──────── Data entries
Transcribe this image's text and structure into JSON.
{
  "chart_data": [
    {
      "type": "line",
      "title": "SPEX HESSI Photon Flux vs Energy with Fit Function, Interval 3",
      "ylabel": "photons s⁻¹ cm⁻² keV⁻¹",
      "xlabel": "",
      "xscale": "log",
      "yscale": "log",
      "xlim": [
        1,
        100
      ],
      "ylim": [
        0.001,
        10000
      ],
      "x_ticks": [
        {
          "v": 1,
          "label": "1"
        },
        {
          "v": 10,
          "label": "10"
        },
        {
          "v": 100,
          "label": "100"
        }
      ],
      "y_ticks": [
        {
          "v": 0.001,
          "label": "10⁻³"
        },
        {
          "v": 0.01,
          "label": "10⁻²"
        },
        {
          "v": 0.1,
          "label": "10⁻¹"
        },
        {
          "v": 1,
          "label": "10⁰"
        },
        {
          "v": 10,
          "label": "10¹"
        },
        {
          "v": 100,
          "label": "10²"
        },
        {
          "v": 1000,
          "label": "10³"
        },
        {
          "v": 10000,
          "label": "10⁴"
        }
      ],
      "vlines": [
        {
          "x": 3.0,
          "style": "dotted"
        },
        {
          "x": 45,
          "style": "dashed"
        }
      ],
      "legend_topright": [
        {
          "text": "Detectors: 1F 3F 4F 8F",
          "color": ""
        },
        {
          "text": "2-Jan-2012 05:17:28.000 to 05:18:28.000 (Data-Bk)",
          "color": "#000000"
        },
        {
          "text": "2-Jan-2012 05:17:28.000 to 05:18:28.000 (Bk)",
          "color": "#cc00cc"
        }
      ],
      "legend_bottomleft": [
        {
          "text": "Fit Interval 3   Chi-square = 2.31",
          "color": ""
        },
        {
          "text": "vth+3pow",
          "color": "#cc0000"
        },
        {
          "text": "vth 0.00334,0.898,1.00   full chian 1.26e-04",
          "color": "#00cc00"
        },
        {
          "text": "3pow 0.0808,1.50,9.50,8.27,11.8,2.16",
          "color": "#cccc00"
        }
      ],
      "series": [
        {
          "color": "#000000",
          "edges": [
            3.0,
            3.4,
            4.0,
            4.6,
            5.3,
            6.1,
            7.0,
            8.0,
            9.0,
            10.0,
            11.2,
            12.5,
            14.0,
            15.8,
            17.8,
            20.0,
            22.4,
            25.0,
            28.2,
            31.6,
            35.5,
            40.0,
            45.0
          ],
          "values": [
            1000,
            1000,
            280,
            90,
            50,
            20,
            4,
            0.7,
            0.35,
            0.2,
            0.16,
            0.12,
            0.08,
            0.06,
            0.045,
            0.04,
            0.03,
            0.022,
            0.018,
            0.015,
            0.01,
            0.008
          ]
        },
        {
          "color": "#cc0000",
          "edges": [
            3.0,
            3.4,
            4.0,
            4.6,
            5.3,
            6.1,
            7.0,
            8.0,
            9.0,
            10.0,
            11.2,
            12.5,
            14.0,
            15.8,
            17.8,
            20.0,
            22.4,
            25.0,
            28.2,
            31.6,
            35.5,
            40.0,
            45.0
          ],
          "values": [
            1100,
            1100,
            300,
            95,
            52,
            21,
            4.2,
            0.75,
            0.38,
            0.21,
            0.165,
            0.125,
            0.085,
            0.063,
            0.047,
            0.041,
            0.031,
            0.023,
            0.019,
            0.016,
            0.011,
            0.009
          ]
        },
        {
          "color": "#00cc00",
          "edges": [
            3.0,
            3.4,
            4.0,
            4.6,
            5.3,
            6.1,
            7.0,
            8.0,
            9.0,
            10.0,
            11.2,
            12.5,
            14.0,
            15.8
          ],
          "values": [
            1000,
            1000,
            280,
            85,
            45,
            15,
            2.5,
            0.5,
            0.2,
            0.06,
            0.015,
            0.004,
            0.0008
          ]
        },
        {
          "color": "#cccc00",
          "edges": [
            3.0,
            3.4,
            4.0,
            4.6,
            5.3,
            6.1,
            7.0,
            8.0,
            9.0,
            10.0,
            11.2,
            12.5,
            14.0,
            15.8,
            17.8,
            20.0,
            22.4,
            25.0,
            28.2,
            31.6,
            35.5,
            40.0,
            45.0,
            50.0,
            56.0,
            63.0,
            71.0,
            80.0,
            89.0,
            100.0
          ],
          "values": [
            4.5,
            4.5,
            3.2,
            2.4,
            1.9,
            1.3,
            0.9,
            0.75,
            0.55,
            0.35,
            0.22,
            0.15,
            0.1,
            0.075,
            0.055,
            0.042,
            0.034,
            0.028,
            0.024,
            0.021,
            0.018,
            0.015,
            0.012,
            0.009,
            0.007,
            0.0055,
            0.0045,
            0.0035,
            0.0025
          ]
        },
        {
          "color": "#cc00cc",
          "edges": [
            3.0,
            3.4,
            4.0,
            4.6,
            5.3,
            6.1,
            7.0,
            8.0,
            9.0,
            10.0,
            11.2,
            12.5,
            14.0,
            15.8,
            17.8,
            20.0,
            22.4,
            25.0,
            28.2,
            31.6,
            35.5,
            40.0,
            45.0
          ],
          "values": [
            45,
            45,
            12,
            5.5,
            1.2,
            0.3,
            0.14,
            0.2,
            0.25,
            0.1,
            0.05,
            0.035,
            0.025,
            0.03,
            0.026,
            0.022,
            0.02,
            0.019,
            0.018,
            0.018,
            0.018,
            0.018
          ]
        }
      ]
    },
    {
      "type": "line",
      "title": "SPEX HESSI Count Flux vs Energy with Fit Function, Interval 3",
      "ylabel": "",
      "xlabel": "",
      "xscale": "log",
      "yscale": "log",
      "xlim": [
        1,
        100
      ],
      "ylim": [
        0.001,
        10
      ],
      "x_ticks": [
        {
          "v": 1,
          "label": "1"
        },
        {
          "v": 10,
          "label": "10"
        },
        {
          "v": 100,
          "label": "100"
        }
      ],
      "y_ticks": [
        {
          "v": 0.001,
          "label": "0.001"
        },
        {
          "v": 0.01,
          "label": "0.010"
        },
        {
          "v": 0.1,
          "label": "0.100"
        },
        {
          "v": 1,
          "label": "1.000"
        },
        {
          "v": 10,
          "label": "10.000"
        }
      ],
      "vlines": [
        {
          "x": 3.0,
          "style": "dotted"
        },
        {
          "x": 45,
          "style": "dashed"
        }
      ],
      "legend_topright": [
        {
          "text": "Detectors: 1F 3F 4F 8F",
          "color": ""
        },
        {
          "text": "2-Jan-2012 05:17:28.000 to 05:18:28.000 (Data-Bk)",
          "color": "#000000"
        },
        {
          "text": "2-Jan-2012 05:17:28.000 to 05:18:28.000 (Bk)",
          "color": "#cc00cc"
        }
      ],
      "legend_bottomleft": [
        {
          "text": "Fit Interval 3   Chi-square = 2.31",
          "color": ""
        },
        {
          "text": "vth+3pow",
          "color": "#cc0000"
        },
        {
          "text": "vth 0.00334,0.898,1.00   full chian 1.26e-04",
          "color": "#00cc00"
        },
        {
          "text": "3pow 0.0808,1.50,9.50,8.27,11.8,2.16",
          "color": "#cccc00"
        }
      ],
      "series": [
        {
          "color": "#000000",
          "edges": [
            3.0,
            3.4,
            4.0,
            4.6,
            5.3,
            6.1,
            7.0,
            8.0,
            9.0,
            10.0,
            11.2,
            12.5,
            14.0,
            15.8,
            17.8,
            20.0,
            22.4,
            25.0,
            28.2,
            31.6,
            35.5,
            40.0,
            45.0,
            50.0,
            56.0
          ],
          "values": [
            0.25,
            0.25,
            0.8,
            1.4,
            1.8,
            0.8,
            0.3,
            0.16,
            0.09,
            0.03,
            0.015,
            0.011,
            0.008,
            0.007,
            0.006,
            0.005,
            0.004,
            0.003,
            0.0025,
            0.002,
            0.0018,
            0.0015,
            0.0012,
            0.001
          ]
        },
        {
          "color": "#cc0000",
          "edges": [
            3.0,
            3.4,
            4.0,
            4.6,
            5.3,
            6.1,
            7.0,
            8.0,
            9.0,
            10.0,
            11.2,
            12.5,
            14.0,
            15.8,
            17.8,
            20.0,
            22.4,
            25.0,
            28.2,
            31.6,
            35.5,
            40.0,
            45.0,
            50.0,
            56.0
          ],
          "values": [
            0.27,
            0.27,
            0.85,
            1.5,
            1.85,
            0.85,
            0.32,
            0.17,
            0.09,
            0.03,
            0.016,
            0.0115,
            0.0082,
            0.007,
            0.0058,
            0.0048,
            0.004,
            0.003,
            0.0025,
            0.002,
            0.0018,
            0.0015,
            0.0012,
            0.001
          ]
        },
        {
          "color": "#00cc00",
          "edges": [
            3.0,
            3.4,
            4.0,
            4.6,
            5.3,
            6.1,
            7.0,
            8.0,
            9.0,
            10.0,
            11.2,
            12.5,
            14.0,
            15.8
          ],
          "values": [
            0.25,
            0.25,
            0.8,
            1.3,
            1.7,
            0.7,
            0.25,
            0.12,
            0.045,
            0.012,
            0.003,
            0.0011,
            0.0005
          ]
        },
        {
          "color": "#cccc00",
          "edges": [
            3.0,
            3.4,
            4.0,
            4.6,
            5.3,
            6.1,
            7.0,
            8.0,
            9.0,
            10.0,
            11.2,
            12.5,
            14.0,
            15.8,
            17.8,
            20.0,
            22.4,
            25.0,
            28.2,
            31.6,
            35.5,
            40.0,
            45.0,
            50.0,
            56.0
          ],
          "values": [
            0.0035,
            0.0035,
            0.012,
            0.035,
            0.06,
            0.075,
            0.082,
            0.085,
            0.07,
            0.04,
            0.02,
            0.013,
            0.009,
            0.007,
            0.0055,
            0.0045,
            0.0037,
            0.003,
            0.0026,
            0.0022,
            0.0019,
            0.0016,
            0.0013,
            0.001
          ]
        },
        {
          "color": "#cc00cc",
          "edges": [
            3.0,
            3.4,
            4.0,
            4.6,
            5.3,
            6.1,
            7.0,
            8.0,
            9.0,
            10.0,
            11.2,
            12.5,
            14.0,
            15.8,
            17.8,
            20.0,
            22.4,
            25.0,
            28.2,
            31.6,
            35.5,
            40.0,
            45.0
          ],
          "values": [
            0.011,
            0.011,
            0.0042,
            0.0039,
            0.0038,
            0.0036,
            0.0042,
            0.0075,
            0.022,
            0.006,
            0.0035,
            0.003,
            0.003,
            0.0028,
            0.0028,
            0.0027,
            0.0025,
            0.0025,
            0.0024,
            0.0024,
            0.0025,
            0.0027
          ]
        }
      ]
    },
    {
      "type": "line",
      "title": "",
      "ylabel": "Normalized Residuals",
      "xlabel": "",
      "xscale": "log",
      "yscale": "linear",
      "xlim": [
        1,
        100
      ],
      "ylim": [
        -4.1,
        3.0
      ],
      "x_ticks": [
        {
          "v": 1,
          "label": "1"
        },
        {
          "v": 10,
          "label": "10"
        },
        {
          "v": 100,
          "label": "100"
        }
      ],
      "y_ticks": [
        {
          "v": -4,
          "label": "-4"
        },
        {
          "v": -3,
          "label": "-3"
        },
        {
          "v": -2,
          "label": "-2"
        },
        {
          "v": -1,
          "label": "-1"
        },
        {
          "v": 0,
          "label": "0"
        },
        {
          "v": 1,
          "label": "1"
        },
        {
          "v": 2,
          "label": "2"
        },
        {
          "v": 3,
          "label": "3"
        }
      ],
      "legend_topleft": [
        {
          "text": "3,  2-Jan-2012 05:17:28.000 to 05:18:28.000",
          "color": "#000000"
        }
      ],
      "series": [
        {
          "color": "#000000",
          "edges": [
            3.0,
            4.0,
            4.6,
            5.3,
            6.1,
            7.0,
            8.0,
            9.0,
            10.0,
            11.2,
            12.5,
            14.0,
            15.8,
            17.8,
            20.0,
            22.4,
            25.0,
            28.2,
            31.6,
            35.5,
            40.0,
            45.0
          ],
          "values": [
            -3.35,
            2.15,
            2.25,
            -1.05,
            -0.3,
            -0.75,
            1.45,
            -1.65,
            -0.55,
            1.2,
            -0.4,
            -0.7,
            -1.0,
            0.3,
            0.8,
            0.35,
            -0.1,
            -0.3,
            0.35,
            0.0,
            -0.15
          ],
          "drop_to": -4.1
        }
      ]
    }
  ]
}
────────────────
*Task description*
Working from the listing above, pick out every line that has "ylabel" and copy it.

*The reply*
      "ylabel": "photons s⁻¹ cm⁻² keV⁻¹",
      "ylabel": "",
      "ylabel": "Normalized Residuals",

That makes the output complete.